**EXERCISE AIM**
In the material below, the lines containing the word "right" are required; copy each of them.

● ● ● ● ●

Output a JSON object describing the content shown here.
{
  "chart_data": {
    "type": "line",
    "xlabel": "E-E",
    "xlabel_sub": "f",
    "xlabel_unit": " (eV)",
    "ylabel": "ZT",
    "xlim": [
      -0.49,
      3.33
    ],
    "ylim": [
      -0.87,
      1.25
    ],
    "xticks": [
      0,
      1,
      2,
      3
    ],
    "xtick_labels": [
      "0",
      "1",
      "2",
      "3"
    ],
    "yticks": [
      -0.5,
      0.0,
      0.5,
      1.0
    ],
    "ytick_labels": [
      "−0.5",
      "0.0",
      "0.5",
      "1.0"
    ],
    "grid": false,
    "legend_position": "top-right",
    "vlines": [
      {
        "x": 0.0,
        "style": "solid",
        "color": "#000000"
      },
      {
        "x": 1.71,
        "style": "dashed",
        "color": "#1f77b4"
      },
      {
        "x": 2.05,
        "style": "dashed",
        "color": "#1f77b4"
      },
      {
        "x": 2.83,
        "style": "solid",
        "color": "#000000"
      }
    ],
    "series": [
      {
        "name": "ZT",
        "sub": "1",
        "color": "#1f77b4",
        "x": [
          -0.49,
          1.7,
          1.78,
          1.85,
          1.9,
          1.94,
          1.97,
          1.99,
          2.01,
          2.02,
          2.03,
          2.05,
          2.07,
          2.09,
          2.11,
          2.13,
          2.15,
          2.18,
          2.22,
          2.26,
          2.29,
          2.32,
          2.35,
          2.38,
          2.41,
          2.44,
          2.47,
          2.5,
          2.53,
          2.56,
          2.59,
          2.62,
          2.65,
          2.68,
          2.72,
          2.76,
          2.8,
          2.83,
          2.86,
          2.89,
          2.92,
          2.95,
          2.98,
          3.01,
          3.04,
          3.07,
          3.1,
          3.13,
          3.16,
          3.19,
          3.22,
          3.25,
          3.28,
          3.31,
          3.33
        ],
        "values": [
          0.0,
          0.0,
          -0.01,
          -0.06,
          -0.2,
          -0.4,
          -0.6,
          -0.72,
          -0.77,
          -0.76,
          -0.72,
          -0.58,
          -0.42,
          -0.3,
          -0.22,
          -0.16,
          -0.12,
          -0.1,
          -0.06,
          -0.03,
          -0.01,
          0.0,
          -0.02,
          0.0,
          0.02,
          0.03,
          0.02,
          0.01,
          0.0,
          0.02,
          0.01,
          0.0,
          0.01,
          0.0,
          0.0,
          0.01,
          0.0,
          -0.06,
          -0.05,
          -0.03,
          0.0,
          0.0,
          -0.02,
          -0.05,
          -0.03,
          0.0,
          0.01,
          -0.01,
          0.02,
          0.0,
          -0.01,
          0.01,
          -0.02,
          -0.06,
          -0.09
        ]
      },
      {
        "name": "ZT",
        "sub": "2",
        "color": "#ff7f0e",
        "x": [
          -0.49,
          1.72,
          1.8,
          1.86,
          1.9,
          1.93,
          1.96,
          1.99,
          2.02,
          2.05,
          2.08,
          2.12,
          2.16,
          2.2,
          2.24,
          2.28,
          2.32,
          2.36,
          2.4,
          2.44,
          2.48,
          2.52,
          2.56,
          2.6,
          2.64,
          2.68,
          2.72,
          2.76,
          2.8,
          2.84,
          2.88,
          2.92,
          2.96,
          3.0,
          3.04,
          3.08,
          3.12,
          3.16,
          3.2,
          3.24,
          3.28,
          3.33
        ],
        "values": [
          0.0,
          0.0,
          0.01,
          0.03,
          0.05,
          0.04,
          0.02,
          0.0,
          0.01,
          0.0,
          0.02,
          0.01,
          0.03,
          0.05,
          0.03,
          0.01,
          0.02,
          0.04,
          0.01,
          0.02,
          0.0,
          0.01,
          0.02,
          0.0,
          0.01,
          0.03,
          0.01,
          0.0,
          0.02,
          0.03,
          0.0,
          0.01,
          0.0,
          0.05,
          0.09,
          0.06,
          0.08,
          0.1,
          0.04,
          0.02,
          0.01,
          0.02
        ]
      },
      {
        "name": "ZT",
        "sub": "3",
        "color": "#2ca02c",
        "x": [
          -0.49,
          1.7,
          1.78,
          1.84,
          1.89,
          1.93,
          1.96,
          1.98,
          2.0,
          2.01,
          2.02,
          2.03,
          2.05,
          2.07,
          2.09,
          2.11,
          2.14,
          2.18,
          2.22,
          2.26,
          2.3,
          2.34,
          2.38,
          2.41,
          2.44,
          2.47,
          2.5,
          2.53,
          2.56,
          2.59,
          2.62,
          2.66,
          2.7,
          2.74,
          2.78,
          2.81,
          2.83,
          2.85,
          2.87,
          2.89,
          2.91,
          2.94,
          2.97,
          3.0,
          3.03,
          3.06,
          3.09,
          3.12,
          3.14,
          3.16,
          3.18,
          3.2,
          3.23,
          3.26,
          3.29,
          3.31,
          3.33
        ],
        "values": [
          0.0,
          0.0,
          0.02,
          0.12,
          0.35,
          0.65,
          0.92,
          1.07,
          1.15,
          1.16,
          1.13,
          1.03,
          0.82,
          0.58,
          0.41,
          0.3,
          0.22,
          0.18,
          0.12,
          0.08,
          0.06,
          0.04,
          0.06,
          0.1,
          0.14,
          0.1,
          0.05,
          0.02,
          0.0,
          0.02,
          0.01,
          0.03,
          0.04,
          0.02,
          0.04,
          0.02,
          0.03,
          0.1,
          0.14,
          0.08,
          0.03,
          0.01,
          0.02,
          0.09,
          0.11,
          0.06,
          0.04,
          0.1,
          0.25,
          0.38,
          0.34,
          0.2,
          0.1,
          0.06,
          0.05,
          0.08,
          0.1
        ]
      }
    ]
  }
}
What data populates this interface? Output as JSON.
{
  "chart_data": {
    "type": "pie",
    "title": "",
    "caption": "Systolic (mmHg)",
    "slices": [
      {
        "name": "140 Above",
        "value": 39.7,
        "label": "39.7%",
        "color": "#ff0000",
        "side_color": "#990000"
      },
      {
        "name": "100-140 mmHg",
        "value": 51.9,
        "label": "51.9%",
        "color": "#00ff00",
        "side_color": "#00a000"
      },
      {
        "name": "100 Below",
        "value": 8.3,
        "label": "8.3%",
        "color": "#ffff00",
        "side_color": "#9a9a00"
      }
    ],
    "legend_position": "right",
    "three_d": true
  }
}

● ● ● ● ●

**EXERCISE SOLUTION**
    "legend_position": "top-right",
    "legend_position": "right",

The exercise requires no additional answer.